OPTIM: sink: drop the sink lock used to count drops

The sink lock was made to prevent event producers from passing while there were other threads trying to print a "dropped" message, in order to guarantee the absence of reordering. It has a serious impact however, which is that all threads need to take the read lock when producing a regular trace even when there's no reader. This patch takes a different approach. The drop counter is shifted left by one so that the lowest bit is used to indicate that one thread is already taking care of trying to dump the counter. Threads only read this value normally, and will only try to change it if it's non-null, in which case they'll first check if they are the first ones trying to dump it, otherwise will simply count another drop and leave. This has a large benefit. First, it will avoid the locking that causes stalls as soon as a slow reader is present. Second, it avoids any write on the fast path as long as there's no drop. And it remains very lightweight since we just need to add +2 or subtract 2*dropped in operations, while offering the guarantee that the sink_write() has succeeded before unlocking the counter. While a reader was previously limiting the traffic to 11k RPS under 4C/8T, now we reach 36k RPS vs 14k with no reader, so readers will no longer slow the traffic down and will instead even speed it up due to avoiding the contention down the chain in the ring. The locking cost dropped from ~75% to ~60% now (it's in ring_write now).
2025-11-28 14:21:00 +01:00 · 2024-03-01 19:22:04 +01:00 · 2024-03-01 19:22:04 +01:00 · 758cb450a2
commit 758cb450a2
parent eb7b2ec83a
3 changed files with 43 additions and 23 deletions
--- a/include/haproxy/sink-t.h
+++ b/include/haproxy/sink-t.h
@ -60,9 +60,8 @@ struct sink {
 	struct sig_handler *forward_sighandler; /* signal handler */
 	struct {
 		struct ring *ring;    // used by ring buffer and STRM sender
-		unsigned int dropped; // dropped events since last one.
+		unsigned int dropped; // 2*dropped events since last one + 1 for purge in progress.

Annotated image regions:
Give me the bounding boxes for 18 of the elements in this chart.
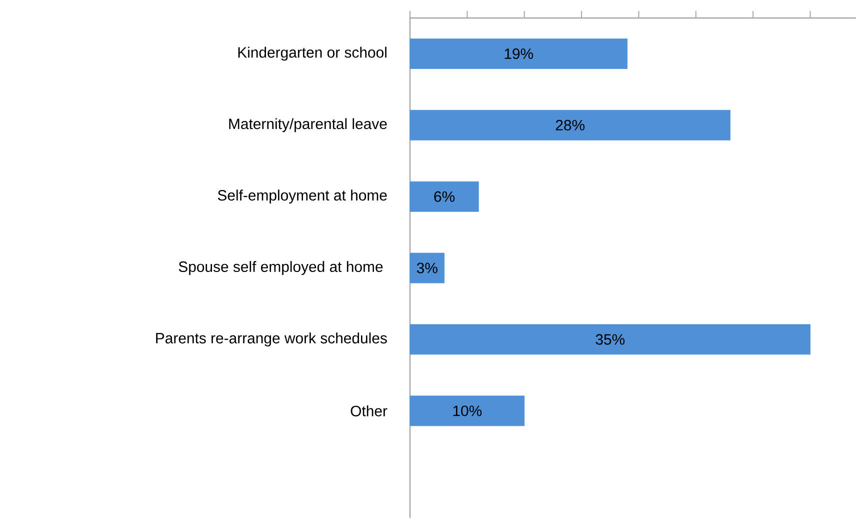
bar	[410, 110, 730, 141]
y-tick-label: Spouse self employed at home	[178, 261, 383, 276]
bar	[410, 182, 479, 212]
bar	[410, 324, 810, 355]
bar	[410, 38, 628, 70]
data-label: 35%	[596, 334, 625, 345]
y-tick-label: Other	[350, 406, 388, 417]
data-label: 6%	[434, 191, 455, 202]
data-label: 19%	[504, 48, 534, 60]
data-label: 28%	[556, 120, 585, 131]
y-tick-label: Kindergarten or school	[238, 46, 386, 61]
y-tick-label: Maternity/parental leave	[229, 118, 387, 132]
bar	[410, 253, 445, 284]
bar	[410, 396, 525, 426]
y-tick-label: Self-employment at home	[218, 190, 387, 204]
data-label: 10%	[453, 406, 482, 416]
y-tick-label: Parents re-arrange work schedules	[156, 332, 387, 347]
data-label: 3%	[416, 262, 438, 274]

--

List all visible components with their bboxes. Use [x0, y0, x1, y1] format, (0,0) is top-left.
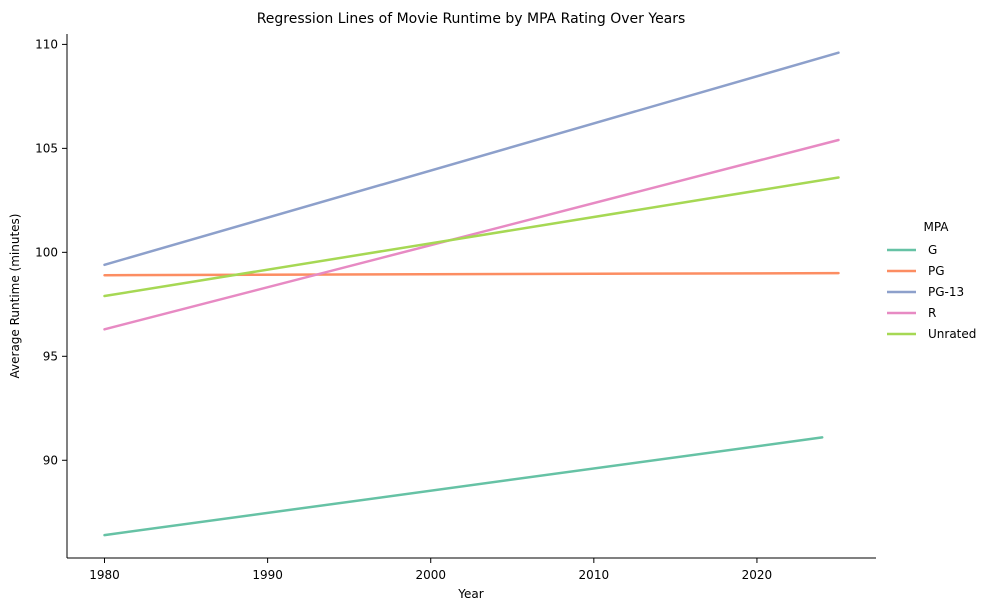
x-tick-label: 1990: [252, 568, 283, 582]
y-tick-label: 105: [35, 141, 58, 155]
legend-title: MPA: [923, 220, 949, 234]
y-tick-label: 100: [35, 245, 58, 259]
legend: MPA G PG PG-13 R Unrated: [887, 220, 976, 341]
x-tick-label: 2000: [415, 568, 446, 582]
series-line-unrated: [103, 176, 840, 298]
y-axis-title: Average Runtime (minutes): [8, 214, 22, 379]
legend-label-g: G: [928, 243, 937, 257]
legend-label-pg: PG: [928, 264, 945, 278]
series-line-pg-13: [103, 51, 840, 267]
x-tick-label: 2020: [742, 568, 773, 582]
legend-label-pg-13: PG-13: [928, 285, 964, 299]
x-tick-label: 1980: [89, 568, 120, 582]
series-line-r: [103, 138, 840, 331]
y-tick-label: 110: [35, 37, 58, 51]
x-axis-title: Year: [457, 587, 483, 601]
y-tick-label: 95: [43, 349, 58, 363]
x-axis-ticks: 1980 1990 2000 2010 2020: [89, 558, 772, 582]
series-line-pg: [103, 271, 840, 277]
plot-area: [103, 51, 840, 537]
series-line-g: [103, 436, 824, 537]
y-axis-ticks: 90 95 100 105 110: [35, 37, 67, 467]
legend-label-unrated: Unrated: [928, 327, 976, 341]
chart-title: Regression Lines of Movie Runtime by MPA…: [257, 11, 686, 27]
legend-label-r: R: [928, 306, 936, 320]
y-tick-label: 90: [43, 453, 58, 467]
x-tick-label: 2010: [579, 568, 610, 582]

[Directives]:
1. Print the entries from the line with "x-tick-label: 1990: [252, 568, 283, 582]" up to and including the line with "legend-label-pg-13: PG-13: [928, 285, 964, 299]", each one unchanged.
2. Pick up the commit on dropping the sink lock right after its last line.

[Task responses]:
1.
x-tick-label: 1990: [252, 568, 283, 582]
y-tick-label: 105: [35, 141, 58, 155]
legend-title: MPA: [923, 220, 949, 234]
y-tick-label: 100: [35, 245, 58, 259]
legend: MPA G PG PG-13 R Unrated: [887, 220, 976, 341]
x-tick-label: 2000: [415, 568, 446, 582]
series-line-unrated: [103, 176, 840, 298]
y-axis-title: Average Runtime (minutes): [8, 214, 22, 379]
legend-label-g: G: [928, 243, 937, 257]
legend-label-pg: PG: [928, 264, 945, 278]
series-line-pg-13: [103, 51, 840, 267]
x-tick-label: 2020: [742, 568, 773, 582]
legend-label-pg-13: PG-13: [928, 285, 964, 299]

2.
 		int fd;               // fd num for FD type sink
-		__decl_thread(HA_RWLOCK_T lock); // shared/excl for dropped
 	} ctx;
 };

--- a/include/haproxy/sink.h
+++ b/include/haproxy/sink.h
@ -52,18 +52,10 @@ int sink_announce_dropped(struct sink *sink, struct log_header hdr);
 static inline ssize_t sink_write(struct sink *sink, struct log_header hdr,
                                 size_t maxlen, const struct ist msg[], size_t nmsg)
 {
-	ssize_t sent;
+	ssize_t sent = 0;

-	if (unlikely(sink->ctx.dropped > 0)) {
-		/* We need to take an exclusive lock so that other producers
-		 * don't do the same thing at the same time and above all we
-		 * want to be sure others have finished sending their messages
-		 * so that the dropped event arrives exactly at the right
-		 * position.
-		 */
-		HA_RWLOCK_WRLOCK(RING_LOCK, &sink->ctx.lock);
+	if (unlikely(HA_ATOMIC_LOAD(&sink->ctx.dropped) > 0)) {
 		sent = sink_announce_dropped(sink, hdr);
-		HA_RWLOCK_WRUNLOCK(RING_LOCK, &sink->ctx.lock);

 		if (!sent) {
 			/* we failed, we don't try to send our log as if it
@ -73,13 +65,11 @@ static inline ssize_t sink_write(struct sink *sink, struct log_header hdr,
 		}
 	}

-	HA_RWLOCK_RDLOCK(RING_LOCK, &sink->ctx.lock);
 	sent = __sink_write(sink, hdr, maxlen, msg, nmsg);
-	HA_RWLOCK_RDUNLOCK(RING_LOCK, &sink->ctx.lock);

 fail:
 	if (unlikely(sent <= 0))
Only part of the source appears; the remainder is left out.